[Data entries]
┄┄┄┄┄┄┄┄┄┄┄┄┄┄┄┄┄┄┄┄

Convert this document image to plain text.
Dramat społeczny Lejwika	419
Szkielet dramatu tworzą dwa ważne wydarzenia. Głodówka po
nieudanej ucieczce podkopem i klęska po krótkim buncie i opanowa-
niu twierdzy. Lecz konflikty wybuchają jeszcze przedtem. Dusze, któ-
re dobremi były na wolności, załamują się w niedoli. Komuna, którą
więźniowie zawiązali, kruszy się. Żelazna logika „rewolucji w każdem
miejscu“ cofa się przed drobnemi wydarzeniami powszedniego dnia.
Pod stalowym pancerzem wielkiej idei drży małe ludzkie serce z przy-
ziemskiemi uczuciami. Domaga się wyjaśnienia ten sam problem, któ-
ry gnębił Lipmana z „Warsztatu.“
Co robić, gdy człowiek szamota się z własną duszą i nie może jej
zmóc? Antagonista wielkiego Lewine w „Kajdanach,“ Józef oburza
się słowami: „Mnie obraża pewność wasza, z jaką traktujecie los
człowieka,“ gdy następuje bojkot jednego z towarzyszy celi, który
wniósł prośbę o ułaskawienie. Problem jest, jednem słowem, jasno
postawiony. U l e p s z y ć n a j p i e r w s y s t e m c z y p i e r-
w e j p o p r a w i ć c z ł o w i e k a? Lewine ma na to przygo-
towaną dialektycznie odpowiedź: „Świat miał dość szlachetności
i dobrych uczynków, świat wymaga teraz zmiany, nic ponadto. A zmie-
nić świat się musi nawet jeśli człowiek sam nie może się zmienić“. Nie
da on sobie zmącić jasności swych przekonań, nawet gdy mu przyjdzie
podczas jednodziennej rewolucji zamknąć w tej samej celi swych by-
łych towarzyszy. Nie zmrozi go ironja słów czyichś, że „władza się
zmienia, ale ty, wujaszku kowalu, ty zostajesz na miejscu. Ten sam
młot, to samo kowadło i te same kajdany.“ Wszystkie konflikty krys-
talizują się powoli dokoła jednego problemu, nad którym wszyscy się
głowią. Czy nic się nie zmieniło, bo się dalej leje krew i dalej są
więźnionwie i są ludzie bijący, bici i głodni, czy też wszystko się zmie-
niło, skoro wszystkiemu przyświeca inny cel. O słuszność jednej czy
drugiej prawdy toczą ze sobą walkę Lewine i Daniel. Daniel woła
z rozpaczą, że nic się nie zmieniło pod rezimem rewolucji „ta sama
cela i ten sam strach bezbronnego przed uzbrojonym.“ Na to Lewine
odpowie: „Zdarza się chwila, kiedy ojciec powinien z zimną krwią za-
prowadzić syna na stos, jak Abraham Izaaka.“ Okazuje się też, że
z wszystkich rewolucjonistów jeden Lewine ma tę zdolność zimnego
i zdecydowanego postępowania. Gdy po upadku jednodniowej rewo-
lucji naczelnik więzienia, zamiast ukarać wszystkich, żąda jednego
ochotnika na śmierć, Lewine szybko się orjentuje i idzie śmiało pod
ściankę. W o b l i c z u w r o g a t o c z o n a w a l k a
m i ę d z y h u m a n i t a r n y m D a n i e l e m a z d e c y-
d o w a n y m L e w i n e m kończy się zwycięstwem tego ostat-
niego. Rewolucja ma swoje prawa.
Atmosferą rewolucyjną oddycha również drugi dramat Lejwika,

┄┄┄┄┄┄┄┄┄┄┄┄┄┄┄┄┄┄┄┄

● **Set problem**
Find the lines above holding the word "celi" and show them.

● **Exercise output**
człowieka,“ gdy następuje bojkot jednego z towarzyszy celi, który
podczas jednodziennej rewolucji zamknąć w tej samej celi swych by-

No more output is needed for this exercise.